◆ WORK REQUIRED: Show all lines from the listing below that contain "xlabel".

BEGIN PROVIDED RECORDS

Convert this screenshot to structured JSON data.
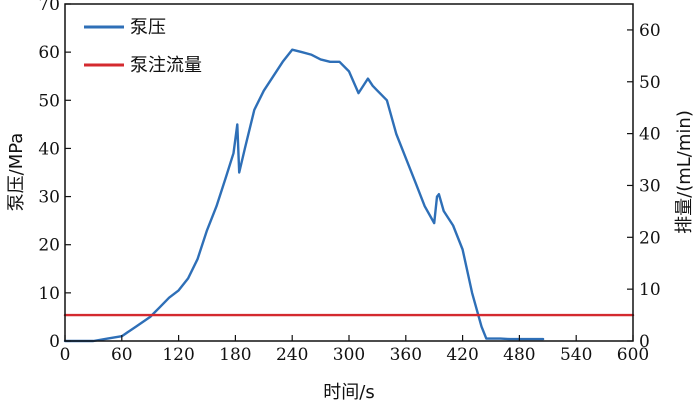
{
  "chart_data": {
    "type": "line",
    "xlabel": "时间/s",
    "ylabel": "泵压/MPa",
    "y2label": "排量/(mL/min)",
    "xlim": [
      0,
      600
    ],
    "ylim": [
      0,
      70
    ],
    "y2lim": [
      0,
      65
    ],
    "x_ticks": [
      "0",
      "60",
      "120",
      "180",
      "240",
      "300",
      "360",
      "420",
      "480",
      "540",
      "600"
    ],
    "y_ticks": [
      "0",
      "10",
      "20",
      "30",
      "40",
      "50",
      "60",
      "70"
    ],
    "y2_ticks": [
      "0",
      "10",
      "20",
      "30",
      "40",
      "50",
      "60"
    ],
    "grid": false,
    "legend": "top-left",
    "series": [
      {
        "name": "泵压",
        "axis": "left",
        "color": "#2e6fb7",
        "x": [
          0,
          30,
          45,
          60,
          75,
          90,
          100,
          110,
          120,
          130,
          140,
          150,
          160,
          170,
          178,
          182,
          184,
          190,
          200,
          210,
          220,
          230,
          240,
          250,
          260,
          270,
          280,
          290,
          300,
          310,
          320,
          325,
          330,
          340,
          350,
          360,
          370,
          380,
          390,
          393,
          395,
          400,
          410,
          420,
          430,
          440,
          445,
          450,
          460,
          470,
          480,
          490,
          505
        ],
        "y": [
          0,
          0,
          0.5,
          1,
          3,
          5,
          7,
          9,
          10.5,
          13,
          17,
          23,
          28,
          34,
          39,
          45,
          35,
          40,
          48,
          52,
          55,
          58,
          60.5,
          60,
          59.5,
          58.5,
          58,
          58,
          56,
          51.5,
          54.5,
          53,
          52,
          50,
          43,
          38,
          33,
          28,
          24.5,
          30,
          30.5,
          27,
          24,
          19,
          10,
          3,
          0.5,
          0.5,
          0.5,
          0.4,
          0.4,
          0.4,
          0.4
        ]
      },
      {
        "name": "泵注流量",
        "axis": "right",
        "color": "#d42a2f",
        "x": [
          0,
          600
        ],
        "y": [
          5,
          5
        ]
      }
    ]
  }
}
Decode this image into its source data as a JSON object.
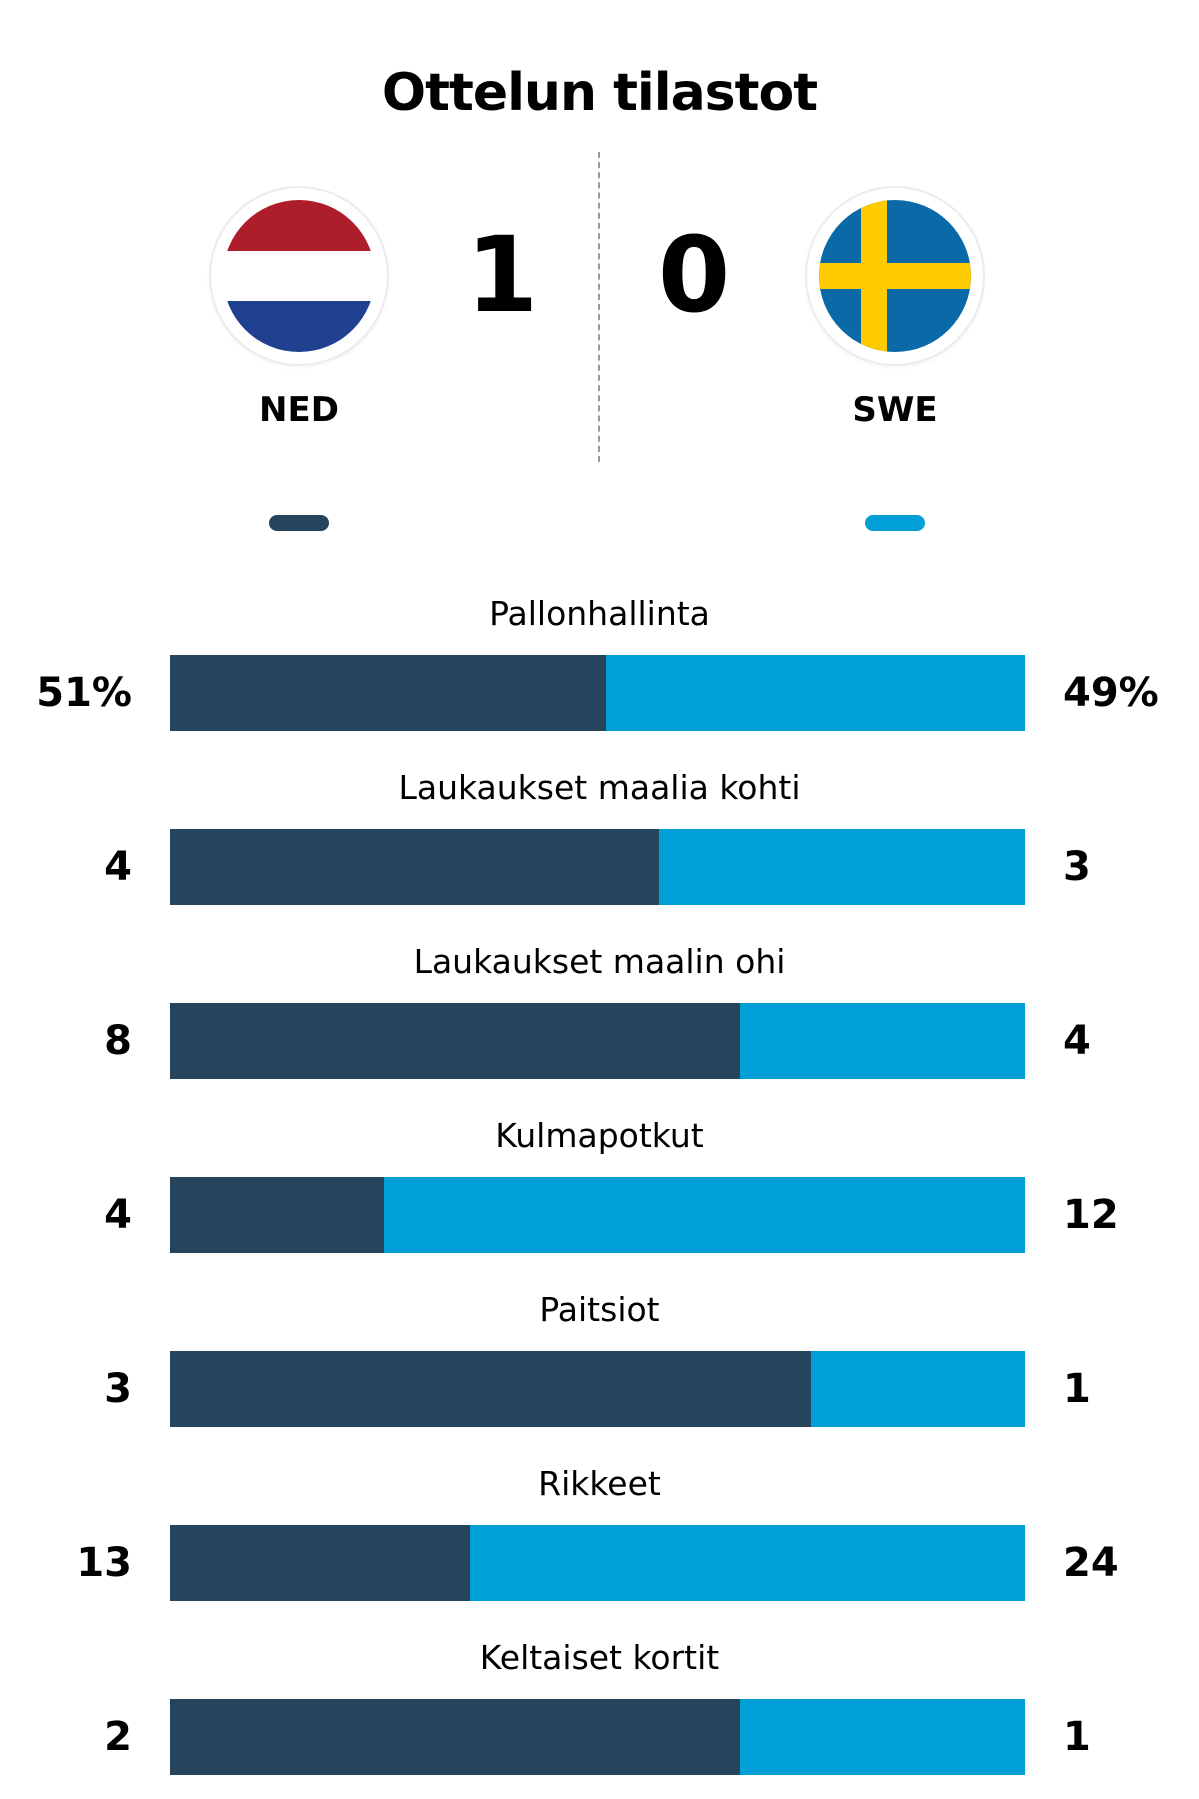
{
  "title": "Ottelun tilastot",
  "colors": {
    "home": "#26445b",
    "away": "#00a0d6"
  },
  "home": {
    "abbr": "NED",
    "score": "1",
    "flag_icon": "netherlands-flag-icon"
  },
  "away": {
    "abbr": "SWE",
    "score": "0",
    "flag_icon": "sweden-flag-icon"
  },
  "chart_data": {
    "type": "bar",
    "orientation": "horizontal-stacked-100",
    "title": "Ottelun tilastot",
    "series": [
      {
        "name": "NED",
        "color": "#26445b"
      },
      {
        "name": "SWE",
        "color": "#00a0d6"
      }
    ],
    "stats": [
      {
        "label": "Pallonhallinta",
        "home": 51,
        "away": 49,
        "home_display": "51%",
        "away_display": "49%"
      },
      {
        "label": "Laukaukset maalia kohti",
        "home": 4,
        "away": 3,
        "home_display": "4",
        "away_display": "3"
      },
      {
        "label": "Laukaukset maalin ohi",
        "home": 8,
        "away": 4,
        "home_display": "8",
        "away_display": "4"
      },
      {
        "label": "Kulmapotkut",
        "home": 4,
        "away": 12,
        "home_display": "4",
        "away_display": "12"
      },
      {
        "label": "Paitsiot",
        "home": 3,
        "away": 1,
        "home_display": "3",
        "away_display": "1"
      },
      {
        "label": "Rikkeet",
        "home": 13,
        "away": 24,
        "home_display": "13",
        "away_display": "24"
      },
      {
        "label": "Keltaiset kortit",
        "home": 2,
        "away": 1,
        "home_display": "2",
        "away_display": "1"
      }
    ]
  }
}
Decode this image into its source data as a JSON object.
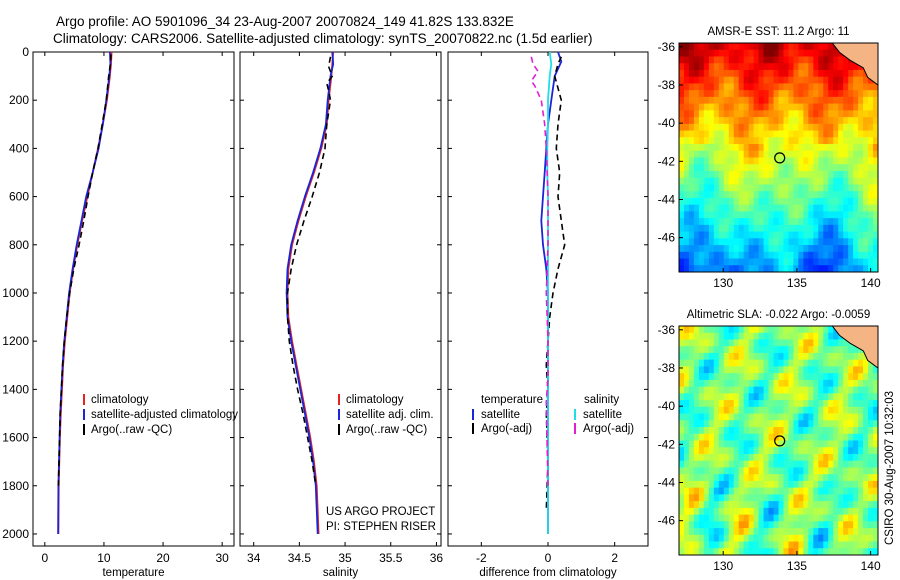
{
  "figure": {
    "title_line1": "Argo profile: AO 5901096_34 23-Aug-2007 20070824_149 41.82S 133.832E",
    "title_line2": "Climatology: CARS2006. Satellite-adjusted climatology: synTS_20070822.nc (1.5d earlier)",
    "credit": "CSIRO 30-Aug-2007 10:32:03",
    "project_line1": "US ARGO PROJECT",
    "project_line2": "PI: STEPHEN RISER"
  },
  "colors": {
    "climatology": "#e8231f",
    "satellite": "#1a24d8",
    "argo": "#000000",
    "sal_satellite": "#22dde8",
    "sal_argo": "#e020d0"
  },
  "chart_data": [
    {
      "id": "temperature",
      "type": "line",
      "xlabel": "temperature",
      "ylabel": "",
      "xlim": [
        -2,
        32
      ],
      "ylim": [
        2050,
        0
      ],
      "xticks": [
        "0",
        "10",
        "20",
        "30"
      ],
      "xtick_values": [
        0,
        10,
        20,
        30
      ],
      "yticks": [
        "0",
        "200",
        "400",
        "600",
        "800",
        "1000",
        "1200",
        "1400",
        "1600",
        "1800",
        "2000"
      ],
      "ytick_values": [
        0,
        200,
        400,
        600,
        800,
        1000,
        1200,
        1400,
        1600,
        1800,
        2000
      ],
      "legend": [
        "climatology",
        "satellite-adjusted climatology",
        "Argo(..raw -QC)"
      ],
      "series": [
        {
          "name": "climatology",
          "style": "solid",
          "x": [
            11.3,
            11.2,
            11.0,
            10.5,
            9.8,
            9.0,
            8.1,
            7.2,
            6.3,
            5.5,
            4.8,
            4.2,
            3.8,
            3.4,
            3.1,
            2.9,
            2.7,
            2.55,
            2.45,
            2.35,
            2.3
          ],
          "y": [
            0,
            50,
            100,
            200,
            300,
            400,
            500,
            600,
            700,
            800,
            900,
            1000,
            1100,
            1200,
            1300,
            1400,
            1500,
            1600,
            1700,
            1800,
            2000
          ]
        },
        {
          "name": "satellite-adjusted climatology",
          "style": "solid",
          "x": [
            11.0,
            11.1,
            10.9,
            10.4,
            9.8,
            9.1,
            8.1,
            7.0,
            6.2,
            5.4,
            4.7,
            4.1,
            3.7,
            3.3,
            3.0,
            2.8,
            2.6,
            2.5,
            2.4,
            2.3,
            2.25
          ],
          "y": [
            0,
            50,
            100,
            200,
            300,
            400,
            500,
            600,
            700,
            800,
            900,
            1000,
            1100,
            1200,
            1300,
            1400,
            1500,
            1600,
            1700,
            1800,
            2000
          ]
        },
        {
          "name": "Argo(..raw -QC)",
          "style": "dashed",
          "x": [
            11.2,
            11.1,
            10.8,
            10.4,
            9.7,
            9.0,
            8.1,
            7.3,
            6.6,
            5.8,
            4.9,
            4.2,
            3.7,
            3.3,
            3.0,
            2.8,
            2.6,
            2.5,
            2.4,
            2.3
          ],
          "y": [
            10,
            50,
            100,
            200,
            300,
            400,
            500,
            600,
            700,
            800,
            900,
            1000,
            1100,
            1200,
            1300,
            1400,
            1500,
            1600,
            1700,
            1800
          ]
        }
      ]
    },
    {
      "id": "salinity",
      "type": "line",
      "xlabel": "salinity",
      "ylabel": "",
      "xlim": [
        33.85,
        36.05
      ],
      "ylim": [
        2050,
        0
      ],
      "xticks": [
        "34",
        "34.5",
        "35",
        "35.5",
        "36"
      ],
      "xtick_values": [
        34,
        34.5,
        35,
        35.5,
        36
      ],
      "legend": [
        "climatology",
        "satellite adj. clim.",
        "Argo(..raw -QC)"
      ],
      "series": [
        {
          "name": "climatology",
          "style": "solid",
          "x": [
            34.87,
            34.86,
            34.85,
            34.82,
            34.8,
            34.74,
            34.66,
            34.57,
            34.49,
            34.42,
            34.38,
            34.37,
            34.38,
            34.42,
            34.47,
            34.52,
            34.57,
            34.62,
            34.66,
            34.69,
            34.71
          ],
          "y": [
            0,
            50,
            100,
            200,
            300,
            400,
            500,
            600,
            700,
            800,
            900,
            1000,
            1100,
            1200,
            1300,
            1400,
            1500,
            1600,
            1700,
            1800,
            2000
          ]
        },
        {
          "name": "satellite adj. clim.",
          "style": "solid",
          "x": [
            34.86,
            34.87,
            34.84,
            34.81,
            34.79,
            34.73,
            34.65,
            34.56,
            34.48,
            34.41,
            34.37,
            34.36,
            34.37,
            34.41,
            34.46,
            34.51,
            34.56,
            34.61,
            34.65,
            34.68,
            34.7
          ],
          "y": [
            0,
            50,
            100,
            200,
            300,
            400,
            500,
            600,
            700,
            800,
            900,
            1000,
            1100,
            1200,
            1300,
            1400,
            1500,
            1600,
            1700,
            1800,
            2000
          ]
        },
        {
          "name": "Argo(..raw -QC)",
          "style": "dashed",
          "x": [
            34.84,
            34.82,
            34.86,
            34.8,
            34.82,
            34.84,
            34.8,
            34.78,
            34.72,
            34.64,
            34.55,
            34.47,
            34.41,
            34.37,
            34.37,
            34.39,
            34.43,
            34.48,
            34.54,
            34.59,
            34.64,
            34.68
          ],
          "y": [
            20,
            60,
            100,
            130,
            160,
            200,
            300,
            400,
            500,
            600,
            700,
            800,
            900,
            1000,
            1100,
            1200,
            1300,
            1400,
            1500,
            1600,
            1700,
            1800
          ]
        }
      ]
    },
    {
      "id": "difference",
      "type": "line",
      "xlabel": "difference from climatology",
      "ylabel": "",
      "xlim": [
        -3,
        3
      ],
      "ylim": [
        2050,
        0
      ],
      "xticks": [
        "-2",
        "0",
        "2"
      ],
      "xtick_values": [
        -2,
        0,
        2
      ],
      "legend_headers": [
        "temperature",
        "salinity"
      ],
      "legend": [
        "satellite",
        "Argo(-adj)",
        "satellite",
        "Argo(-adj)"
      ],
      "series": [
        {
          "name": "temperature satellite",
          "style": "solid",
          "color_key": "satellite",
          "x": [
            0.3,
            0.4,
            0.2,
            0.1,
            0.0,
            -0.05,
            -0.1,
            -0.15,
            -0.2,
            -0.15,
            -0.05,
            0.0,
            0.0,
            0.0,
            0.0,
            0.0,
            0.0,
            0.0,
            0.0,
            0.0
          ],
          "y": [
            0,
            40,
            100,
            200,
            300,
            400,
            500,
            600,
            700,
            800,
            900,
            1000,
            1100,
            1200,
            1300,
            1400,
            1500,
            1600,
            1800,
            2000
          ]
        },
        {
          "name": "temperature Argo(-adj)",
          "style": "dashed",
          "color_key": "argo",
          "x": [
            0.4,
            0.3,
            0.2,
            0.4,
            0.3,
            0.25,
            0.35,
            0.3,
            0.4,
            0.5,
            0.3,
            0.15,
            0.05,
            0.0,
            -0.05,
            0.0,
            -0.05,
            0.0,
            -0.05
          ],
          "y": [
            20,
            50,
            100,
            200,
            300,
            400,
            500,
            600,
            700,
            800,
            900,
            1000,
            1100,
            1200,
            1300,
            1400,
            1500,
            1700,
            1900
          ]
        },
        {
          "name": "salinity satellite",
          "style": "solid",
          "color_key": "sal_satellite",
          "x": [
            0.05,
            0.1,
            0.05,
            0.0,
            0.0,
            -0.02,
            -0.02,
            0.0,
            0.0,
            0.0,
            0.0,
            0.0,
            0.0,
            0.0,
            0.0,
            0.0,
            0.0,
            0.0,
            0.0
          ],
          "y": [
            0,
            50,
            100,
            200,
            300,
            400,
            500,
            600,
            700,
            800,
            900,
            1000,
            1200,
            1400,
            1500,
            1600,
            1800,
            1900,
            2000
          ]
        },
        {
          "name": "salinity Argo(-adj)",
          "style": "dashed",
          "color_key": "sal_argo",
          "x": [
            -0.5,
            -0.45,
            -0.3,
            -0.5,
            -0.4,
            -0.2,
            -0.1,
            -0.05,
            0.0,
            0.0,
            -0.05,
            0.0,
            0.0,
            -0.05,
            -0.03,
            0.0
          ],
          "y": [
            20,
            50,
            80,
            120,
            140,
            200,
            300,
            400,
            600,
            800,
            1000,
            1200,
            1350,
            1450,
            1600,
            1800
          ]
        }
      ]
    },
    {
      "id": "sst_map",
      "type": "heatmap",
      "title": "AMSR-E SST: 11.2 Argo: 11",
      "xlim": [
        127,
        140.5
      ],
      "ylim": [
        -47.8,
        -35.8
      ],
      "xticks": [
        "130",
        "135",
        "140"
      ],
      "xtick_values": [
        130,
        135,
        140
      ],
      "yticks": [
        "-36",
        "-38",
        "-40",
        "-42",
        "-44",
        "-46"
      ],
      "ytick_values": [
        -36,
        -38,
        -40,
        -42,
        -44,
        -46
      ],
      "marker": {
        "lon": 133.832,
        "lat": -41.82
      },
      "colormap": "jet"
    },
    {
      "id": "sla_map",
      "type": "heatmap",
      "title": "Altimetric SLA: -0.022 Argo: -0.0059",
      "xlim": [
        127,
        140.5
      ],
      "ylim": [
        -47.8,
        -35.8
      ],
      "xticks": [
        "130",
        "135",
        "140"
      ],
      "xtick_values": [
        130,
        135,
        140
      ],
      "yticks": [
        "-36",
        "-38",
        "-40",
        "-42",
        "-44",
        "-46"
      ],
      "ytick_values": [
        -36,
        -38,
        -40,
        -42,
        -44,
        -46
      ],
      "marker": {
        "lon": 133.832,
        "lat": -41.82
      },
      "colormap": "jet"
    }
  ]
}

END PROVIDED RECORDS

◆ SOLUTION TO THE PROBLEM:
    "xlabel": "时间/s",
      "xlabel": "temperature",
      "xlabel": "salinity",
      "xlabel": "difference from climatology",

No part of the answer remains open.